→ **Instructions for the task**:
Count lines holding the string "name" in the data that follows. Reply with one number only.

→ **Collected data**:
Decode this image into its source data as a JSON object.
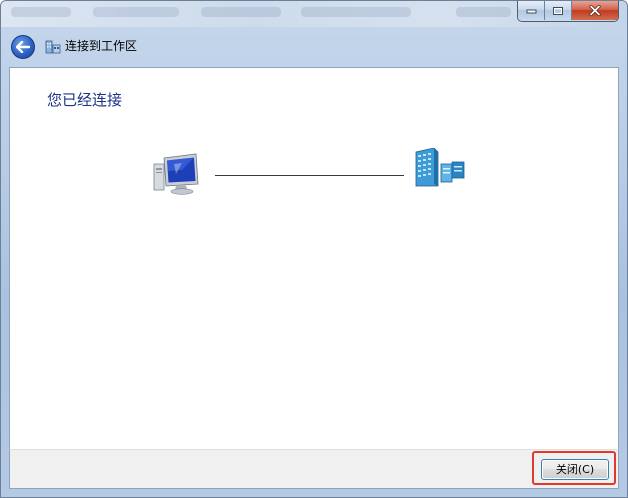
{
  "window": {
    "title": "连接到工作区"
  },
  "content": {
    "heading": "您已经连接"
  },
  "footer": {
    "close_label": "关闭(C)"
  },
  "colors": {
    "heading": "#1e3287",
    "highlight": "#e03a2c",
    "close_button_border": "#3c7fb1"
  },
  "icons": {
    "back": "back-arrow-icon",
    "nav": "workplace-icon",
    "computer": "computer-icon",
    "network": "corporate-network-icon"
  }
}
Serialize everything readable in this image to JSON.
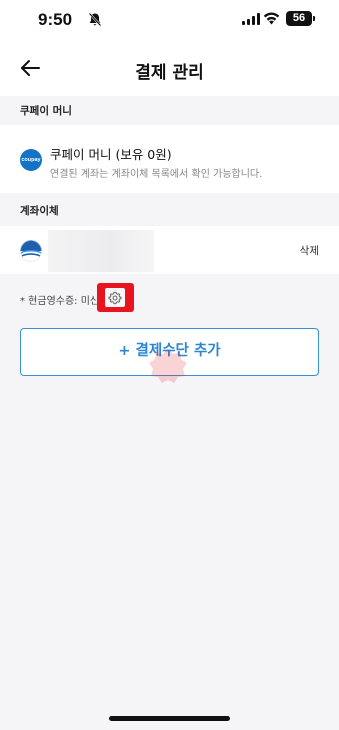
{
  "status_bar": {
    "time": "9:50",
    "battery": "56"
  },
  "header": {
    "title": "결제 관리"
  },
  "coupay_section": {
    "heading": "쿠페이 머니",
    "logo_text": "coupay",
    "title": "쿠페이 머니 (보유 0원)",
    "description": "연결된 계좌는 계좌이체 목록에서 확인 가능합니다."
  },
  "bank_section": {
    "heading": "계좌이체",
    "delete_label": "삭제"
  },
  "receipt": {
    "text": "* 현금영수증: 미신"
  },
  "add_button": {
    "label": "+ 결제수단 추가"
  },
  "colors": {
    "accent": "#2b87d4",
    "highlight": "#e8141f",
    "coupay_blue": "#1672c4"
  },
  "icons": [
    "bell-off-icon",
    "cellular-signal-icon",
    "wifi-icon",
    "battery-icon",
    "back-arrow-icon",
    "gear-icon"
  ]
}
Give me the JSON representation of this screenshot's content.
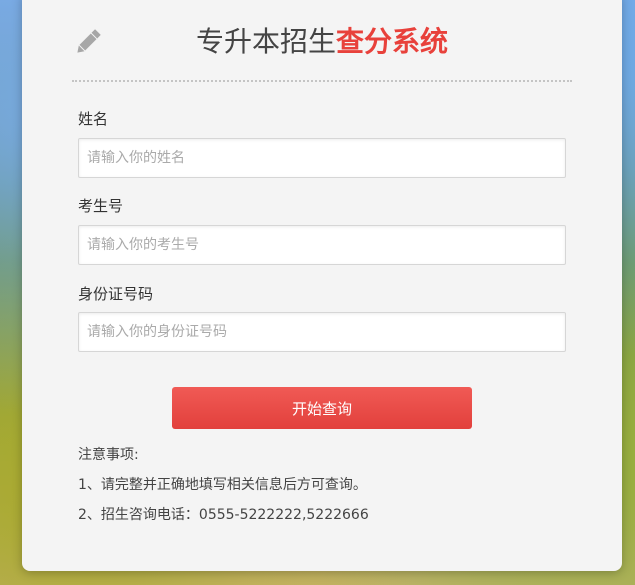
{
  "header": {
    "title_plain": "专升本招生",
    "title_highlight": "查分系统",
    "icon": "pencil-icon"
  },
  "form": {
    "name": {
      "label": "姓名",
      "placeholder": "请输入你的姓名",
      "value": ""
    },
    "exam_no": {
      "label": "考生号",
      "placeholder": "请输入你的考生号",
      "value": ""
    },
    "id_no": {
      "label": "身份证号码",
      "placeholder": "请输入你的身份证号码",
      "value": ""
    },
    "submit_label": "开始查询"
  },
  "notes": {
    "heading": "注意事项:",
    "items": [
      "1、请完整并正确地填写相关信息后方可查询。",
      "2、招生咨询电话：0555-5222222,5222666"
    ]
  },
  "colors": {
    "accent": "#e8413b",
    "button": "#e94a45",
    "card_bg": "#f4f4f4"
  }
}
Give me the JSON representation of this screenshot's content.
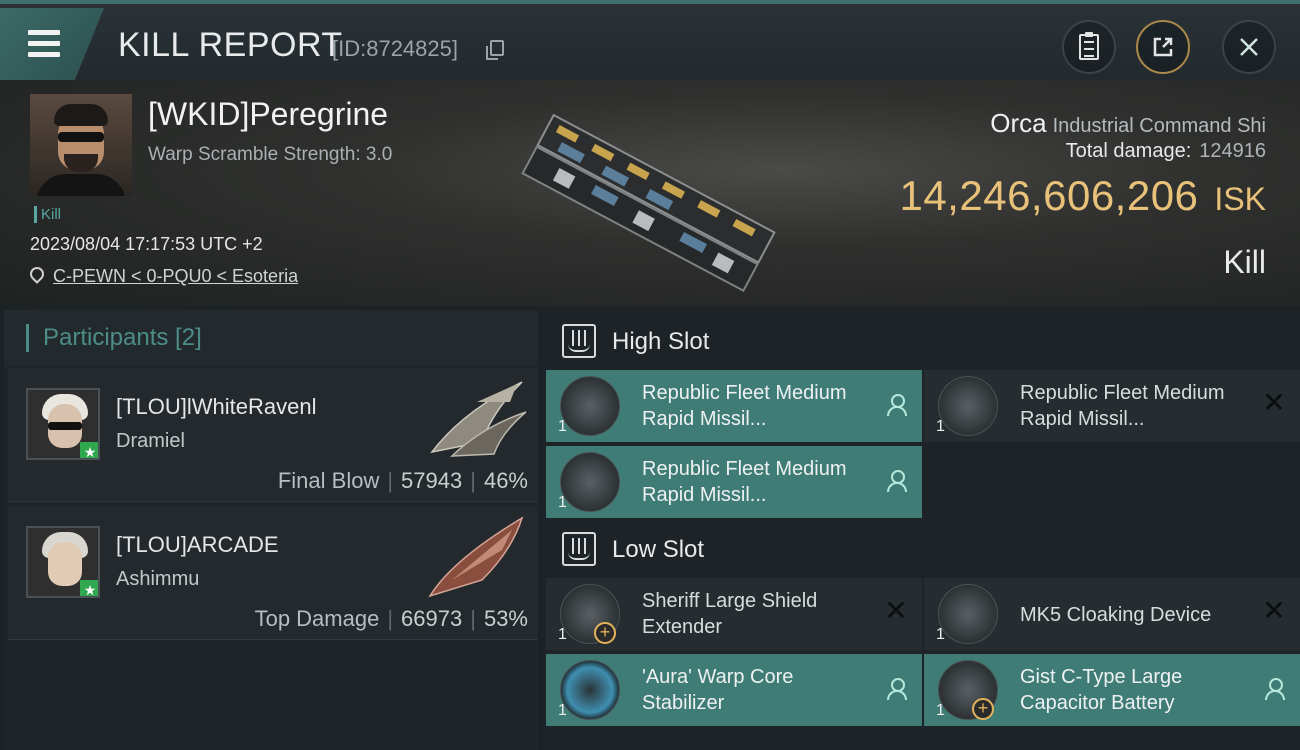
{
  "header": {
    "title": "KILL REPORT",
    "report_id": "[ID:8724825]"
  },
  "victim": {
    "name": "[WKID]Peregrine",
    "warp_scramble": "Warp Scramble Strength: 3.0",
    "tag": "Kill",
    "datetime": "2023/08/04 17:17:53 UTC +2",
    "location": "C-PEWN < 0-PQU0 < Esoteria"
  },
  "ship": {
    "name": "Orca",
    "class": "Industrial Command Shi",
    "total_damage_label": "Total damage:",
    "total_damage": "124916",
    "isk_value": "14,246,606,206",
    "isk_unit": "ISK",
    "result": "Kill"
  },
  "participants": {
    "title": "Participants [2]",
    "items": [
      {
        "name": "[TLOU]lWhiteRavenl",
        "ship": "Dramiel",
        "role": "Final Blow",
        "damage": "57943",
        "percent": "46%"
      },
      {
        "name": "[TLOU]ARCADE",
        "ship": "Ashimmu",
        "role": "Top Damage",
        "damage": "66973",
        "percent": "53%"
      }
    ]
  },
  "slots": {
    "high": {
      "title": "High Slot",
      "modules": [
        {
          "name": "Republic Fleet Medium Rapid Missil...",
          "qty": "1",
          "status": "fitted"
        },
        {
          "name": "Republic Fleet Medium Rapid Missil...",
          "qty": "1",
          "status": "destroyed"
        },
        {
          "name": "Republic Fleet Medium Rapid Missil...",
          "qty": "1",
          "status": "fitted"
        }
      ]
    },
    "low": {
      "title": "Low Slot",
      "modules": [
        {
          "name": "Sheriff Large Shield Extender",
          "qty": "1",
          "status": "destroyed"
        },
        {
          "name": "MK5 Cloaking Device",
          "qty": "1",
          "status": "destroyed"
        },
        {
          "name": "'Aura' Warp Core Stabilizer",
          "qty": "1",
          "status": "fitted"
        },
        {
          "name": "Gist C-Type Large Capacitor Battery",
          "qty": "1",
          "status": "fitted"
        }
      ]
    }
  },
  "colors": {
    "accent_teal": "#3f7c75",
    "isk_gold": "#e8c27a",
    "star_green": "#2fa84f"
  }
}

→ **Reply**:
12